- **WHAT TO WORK ON**:
Search the material for the word "translation" and report each line where it turns up.

Rows from a dataset
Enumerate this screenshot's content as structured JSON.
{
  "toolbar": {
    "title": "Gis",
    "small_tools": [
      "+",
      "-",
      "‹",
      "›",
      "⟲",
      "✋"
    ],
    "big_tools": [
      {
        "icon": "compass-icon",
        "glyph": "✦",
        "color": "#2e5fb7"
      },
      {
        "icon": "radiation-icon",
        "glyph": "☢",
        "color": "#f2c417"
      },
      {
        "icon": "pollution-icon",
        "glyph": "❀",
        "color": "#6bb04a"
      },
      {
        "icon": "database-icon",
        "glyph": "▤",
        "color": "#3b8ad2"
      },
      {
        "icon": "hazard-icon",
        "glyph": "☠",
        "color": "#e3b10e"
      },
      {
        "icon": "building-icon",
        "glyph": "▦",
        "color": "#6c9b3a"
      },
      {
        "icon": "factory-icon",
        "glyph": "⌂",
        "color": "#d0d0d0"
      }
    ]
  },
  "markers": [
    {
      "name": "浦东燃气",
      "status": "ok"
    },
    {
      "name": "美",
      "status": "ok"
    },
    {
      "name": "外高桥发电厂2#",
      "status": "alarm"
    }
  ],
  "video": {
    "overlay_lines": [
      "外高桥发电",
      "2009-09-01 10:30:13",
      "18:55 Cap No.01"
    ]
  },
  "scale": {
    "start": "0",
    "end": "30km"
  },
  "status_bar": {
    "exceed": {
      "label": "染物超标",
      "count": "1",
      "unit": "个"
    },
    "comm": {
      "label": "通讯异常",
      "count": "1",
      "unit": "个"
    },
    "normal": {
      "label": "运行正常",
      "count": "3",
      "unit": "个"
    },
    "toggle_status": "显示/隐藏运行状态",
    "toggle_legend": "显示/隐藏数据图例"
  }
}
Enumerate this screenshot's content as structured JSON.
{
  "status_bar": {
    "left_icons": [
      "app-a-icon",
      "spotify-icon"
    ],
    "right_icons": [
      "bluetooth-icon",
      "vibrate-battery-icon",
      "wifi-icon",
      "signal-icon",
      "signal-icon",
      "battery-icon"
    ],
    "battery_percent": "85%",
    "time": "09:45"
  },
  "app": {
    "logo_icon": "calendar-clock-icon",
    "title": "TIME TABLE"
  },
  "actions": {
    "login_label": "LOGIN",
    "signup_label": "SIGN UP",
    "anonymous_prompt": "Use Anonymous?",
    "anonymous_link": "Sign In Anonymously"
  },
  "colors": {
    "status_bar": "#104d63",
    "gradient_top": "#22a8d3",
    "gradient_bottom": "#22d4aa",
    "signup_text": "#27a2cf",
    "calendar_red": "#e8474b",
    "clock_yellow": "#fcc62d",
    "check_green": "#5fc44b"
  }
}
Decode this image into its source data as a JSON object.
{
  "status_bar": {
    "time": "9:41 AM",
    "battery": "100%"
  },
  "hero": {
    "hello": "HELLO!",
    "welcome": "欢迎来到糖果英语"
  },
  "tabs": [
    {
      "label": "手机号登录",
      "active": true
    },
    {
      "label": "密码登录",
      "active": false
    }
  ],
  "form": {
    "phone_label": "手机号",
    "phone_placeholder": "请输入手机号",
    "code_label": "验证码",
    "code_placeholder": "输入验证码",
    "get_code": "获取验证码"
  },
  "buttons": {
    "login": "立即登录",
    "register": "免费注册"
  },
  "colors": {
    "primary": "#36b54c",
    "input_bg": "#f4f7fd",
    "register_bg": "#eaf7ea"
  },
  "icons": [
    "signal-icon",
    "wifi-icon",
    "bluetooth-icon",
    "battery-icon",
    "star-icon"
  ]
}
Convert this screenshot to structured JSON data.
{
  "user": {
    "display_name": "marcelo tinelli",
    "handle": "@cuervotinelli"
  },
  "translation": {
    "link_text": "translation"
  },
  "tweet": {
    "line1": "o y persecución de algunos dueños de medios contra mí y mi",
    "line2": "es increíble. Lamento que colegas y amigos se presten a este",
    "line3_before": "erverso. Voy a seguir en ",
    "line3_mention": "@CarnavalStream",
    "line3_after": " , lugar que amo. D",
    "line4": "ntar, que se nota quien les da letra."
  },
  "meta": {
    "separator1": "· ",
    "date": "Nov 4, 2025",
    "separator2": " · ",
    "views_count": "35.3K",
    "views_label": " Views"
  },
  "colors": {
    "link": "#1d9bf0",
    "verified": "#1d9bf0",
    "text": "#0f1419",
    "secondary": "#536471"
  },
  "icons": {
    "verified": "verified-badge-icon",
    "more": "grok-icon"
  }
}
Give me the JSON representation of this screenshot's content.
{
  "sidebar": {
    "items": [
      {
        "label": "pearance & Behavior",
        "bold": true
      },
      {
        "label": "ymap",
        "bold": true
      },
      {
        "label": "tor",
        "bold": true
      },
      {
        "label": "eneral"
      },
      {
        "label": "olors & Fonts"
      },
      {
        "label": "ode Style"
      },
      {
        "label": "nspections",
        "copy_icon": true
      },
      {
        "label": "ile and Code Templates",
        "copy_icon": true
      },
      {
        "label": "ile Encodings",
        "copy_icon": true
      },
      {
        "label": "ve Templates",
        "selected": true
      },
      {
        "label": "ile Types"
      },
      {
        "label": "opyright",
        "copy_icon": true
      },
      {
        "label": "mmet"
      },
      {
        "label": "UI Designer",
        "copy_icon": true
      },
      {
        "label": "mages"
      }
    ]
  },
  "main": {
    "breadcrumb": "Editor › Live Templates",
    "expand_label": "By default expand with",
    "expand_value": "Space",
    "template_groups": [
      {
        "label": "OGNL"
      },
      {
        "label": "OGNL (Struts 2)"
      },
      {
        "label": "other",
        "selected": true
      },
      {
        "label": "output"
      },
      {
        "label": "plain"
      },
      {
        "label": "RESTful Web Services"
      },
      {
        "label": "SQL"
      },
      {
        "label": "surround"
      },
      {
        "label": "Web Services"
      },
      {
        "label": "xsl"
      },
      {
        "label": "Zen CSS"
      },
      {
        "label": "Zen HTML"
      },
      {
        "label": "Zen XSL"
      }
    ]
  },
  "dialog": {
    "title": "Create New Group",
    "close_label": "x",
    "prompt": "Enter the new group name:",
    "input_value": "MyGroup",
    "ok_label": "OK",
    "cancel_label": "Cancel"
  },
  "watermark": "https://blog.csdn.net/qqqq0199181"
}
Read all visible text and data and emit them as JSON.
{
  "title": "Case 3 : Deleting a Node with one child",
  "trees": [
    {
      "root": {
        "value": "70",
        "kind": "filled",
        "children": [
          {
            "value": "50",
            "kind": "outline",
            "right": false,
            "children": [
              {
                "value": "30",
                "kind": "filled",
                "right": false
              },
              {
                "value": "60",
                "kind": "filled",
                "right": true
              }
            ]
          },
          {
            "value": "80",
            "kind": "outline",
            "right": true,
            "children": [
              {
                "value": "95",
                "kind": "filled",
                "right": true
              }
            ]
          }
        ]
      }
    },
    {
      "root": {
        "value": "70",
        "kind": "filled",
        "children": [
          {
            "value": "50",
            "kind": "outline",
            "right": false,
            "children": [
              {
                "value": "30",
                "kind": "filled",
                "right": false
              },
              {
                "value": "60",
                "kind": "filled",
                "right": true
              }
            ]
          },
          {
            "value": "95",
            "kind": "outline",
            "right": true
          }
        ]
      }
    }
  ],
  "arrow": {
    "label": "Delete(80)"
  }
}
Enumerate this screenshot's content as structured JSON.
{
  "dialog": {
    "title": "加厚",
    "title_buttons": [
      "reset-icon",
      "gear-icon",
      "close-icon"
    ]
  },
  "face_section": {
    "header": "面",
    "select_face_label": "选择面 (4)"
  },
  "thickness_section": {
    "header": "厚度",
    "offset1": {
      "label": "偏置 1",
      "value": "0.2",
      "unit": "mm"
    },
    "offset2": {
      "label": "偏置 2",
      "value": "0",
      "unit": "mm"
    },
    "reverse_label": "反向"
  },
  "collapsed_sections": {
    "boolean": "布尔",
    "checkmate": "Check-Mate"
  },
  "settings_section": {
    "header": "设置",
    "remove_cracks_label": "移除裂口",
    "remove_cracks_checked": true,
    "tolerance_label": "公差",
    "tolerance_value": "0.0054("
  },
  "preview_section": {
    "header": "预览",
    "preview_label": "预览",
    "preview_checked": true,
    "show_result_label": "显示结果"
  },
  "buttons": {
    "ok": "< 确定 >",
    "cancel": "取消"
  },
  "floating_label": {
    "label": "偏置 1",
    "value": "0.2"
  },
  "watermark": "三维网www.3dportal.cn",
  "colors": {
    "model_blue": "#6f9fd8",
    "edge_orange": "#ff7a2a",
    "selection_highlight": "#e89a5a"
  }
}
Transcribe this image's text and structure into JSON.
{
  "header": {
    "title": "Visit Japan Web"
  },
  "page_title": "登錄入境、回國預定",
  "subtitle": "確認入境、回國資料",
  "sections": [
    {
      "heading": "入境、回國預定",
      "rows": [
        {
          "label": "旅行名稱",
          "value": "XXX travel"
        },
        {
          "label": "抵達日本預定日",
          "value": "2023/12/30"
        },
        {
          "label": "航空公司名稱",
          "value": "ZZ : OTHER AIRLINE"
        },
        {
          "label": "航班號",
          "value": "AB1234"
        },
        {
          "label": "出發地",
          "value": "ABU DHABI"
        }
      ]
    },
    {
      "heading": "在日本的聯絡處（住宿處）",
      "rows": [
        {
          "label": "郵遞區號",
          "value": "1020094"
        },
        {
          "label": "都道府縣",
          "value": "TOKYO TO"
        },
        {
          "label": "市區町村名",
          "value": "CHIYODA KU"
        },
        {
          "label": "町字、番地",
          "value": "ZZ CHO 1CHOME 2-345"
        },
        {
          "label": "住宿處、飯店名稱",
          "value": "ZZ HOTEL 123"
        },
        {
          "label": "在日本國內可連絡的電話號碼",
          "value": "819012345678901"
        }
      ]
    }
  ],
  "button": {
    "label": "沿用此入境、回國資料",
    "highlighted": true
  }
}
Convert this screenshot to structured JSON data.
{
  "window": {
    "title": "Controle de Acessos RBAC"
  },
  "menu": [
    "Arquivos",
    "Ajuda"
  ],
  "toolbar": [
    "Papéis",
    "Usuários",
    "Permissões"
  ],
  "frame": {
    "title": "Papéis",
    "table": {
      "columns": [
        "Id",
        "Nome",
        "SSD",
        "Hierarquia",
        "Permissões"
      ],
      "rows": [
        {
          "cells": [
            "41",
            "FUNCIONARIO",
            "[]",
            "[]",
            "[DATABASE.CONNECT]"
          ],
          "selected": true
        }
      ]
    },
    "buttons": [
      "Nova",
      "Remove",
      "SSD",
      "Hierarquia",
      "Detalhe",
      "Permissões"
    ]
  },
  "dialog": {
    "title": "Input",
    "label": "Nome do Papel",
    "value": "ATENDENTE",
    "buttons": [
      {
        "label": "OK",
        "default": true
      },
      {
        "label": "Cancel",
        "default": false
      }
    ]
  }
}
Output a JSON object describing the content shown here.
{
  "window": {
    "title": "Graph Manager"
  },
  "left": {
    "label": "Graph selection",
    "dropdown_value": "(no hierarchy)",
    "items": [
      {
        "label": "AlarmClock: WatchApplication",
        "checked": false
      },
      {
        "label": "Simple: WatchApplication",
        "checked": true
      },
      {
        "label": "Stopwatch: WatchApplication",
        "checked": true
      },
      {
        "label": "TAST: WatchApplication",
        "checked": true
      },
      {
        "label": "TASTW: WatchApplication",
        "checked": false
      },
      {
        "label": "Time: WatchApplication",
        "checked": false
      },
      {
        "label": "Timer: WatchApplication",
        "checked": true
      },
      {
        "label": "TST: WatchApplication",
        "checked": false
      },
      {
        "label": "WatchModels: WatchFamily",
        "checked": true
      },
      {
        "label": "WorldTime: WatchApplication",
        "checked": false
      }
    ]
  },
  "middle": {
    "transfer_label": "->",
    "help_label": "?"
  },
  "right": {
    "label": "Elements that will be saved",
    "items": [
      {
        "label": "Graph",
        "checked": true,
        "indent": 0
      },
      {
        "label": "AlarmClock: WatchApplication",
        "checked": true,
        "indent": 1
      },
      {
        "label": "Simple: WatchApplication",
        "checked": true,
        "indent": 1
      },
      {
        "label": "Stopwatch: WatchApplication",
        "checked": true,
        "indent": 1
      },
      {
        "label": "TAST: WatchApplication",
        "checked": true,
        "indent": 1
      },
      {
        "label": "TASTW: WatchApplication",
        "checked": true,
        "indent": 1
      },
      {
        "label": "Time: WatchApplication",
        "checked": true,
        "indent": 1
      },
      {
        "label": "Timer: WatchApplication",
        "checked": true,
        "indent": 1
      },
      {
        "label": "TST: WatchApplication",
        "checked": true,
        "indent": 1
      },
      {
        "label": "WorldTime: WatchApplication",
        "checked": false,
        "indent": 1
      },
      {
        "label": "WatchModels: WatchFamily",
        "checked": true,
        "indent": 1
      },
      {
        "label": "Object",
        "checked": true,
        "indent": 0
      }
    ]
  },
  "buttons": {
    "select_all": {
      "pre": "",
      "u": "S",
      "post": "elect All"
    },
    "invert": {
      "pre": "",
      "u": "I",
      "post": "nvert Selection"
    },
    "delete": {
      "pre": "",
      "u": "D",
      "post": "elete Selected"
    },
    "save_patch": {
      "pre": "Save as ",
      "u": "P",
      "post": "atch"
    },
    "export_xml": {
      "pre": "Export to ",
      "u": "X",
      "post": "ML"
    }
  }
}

- **WRITTEN REPLY**:
  "translation": {
    "link_text": "translation"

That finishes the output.